> Short task
Pull out each line of the data that includes the word "about".

▬▬▬▬▬▬

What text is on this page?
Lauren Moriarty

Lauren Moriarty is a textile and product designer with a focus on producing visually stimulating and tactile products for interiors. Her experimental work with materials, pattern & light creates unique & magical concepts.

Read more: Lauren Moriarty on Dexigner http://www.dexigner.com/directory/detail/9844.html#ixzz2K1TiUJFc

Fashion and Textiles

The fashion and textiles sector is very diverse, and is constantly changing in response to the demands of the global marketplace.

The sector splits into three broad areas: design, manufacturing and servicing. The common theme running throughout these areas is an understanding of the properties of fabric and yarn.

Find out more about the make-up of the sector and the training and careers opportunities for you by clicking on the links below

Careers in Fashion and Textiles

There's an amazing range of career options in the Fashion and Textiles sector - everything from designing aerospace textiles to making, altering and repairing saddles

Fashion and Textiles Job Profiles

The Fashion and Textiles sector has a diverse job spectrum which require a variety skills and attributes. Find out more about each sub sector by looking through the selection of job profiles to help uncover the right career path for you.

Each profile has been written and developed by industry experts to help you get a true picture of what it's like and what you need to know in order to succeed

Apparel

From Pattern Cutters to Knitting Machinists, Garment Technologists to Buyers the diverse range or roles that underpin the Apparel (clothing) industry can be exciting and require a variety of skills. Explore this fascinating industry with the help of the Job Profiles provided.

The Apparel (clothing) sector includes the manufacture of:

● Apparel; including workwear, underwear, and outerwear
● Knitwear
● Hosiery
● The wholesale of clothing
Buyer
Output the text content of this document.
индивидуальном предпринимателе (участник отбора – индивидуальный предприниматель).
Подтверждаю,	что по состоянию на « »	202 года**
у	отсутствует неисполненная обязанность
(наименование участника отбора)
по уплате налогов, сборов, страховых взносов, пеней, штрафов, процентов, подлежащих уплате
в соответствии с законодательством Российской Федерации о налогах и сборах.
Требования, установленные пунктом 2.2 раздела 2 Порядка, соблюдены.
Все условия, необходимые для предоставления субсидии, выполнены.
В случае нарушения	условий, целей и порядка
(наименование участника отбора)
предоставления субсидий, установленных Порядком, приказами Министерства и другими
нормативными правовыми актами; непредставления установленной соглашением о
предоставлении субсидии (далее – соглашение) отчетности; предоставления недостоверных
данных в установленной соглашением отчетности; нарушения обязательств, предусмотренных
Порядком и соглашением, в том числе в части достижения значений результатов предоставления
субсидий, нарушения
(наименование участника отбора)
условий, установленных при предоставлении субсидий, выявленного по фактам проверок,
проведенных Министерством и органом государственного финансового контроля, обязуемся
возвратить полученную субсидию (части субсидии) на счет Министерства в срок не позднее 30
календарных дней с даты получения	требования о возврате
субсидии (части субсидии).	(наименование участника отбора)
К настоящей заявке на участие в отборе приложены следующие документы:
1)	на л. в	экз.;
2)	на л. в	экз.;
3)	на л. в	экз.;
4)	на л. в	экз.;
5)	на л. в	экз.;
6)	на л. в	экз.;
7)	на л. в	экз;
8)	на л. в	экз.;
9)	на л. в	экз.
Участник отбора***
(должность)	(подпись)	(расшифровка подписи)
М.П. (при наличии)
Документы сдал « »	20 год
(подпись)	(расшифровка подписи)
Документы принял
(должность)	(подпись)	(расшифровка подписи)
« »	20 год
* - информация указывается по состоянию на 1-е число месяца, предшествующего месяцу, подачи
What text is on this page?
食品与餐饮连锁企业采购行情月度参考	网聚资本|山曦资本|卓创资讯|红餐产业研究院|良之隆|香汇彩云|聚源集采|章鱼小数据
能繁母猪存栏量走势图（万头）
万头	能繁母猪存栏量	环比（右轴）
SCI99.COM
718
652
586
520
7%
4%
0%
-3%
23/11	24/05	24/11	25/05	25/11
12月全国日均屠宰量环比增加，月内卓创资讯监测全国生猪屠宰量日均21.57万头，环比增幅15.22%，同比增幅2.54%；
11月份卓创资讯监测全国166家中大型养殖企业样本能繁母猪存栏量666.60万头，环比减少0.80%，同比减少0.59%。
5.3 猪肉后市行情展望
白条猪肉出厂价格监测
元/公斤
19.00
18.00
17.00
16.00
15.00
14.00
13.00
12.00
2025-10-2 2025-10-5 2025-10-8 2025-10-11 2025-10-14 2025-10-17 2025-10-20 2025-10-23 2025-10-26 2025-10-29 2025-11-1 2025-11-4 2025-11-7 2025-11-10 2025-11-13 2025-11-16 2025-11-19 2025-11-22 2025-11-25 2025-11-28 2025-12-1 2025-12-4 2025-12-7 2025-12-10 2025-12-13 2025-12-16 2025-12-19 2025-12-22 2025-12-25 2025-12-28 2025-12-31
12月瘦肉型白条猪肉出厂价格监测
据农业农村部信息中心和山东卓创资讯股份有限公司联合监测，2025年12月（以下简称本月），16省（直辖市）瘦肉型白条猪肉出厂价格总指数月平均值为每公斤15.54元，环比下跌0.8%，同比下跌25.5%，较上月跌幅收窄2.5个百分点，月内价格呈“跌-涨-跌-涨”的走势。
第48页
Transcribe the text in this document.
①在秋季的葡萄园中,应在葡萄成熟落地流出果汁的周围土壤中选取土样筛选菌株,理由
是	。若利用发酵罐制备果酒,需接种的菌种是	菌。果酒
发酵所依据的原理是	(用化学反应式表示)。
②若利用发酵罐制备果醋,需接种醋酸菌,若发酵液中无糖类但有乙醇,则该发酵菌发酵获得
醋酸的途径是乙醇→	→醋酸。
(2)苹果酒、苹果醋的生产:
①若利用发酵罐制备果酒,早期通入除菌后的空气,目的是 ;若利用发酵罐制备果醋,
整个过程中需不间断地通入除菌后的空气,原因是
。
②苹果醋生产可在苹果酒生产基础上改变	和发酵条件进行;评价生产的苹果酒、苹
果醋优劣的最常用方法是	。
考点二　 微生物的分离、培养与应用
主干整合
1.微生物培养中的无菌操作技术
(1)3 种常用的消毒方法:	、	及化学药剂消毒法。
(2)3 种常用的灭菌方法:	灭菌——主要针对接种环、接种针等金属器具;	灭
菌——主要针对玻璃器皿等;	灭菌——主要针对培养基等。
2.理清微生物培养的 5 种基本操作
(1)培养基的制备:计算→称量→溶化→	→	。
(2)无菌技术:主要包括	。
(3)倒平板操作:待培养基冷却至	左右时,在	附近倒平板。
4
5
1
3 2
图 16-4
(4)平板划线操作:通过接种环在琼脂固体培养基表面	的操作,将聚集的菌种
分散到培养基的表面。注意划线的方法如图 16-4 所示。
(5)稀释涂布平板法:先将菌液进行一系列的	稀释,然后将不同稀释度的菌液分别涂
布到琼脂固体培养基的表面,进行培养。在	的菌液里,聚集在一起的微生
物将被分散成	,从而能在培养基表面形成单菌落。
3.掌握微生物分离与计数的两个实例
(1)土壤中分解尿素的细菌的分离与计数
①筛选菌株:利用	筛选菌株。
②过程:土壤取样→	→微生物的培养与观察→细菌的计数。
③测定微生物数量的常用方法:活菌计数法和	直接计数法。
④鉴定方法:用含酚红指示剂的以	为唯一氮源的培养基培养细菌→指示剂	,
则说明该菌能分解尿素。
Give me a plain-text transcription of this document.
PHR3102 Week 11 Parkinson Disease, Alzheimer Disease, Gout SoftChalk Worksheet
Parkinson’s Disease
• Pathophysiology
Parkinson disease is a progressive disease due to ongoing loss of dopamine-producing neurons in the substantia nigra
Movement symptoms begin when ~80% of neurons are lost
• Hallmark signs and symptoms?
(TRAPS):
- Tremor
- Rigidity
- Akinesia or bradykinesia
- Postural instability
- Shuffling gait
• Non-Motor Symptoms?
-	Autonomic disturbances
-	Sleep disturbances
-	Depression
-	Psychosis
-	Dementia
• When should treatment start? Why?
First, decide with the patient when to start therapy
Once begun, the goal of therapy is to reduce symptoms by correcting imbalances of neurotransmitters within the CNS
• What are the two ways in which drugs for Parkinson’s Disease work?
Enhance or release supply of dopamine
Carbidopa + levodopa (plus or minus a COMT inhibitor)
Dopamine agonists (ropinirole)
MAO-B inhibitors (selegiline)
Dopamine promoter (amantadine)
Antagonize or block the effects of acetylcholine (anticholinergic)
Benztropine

▬▬▬▬▬▬

> Answer for the task
Find out more about the make-up of the sector and the training and careers opportunities for you by clicking on the links below
The Fashion and Textiles sector has a diverse job spectrum which require a variety skills and attributes. Find out more about each sub sector by looking through the selection of job profiles to help uncover the right career path for you.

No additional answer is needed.